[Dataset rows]
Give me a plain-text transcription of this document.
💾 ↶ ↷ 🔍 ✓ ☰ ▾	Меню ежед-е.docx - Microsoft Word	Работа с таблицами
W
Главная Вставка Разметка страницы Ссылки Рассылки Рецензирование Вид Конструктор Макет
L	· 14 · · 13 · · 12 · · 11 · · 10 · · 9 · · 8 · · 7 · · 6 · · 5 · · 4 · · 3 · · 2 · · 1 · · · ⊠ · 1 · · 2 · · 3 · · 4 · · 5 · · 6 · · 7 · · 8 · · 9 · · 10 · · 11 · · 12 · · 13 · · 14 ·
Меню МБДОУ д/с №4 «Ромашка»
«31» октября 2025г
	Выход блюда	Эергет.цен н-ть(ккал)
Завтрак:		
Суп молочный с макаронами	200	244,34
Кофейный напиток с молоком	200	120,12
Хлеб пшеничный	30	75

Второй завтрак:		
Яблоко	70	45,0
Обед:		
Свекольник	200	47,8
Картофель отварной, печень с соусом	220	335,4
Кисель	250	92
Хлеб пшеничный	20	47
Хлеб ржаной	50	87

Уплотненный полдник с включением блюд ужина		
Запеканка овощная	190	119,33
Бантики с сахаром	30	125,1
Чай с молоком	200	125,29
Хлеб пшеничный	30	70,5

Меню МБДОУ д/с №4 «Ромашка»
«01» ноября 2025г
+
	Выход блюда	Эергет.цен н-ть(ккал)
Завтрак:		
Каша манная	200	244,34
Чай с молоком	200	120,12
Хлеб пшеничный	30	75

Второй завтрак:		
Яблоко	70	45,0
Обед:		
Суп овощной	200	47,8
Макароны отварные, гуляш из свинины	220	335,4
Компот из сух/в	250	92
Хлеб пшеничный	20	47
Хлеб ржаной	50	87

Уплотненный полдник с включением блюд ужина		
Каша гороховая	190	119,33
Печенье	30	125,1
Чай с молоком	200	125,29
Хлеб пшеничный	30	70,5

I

# Task to carry out:
Print all of the entries exactly as they are written.

# Solution to the exercise:
Give me a plain-text transcription of this document.
💾 ↶ ↷ 🔍 ✓ ☰ ▾	Меню ежед-е.docx - Microsoft Word	Работа с таблицами
W
Главная Вставка Разметка страницы Ссылки Рассылки Рецензирование Вид Конструктор Макет
L	· 14 · · 13 · · 12 · · 11 · · 10 · · 9 · · 8 · · 7 · · 6 · · 5 · · 4 · · 3 · · 2 · · 1 · · · ⊠ · 1 · · 2 · · 3 · · 4 · · 5 · · 6 · · 7 · · 8 · · 9 · · 10 · · 11 · · 12 · · 13 · · 14 ·
Меню МБДОУ д/с №4 «Ромашка»
«31» октября 2025г
	Выход блюда	Эергет.цен н-ть(ккал)
Завтрак:		
Суп молочный с макаронами	200	244,34
Кофейный напиток с молоком	200	120,12
Хлеб пшеничный	30	75

Второй завтрак:		
Яблоко	70	45,0
Обед:		
Свекольник	200	47,8
Картофель отварной, печень с соусом	220	335,4
Кисель	250	92
Хлеб пшеничный	20	47
Хлеб ржаной	50	87

Уплотненный полдник с включением блюд ужина		
Запеканка овощная	190	119,33
Бантики с сахаром	30	125,1
Чай с молоком	200	125,29
Хлеб пшеничный	30	70,5

Меню МБДОУ д/с №4 «Ромашка»
«01» ноября 2025г
+
	Выход блюда	Эергет.цен н-ть(ккал)
Завтрак:		
Каша манная	200	244,34
Чай с молоком	200	120,12
Хлеб пшеничный	30	75

Второй завтрак:		
Яблоко	70	45,0
Обед:		
Суп овощной	200	47,8
Макароны отварные, гуляш из свинины	220	335,4
Компот из сух/в	250	92
Хлеб пшеничный	20	47
Хлеб ржаной	50	87

Уплотненный полдник с включением блюд ужина		
Каша гороховая	190	119,33
Печенье	30	125,1
Чай с молоком	200	125,29
Хлеб пшеничный	30	70,5

I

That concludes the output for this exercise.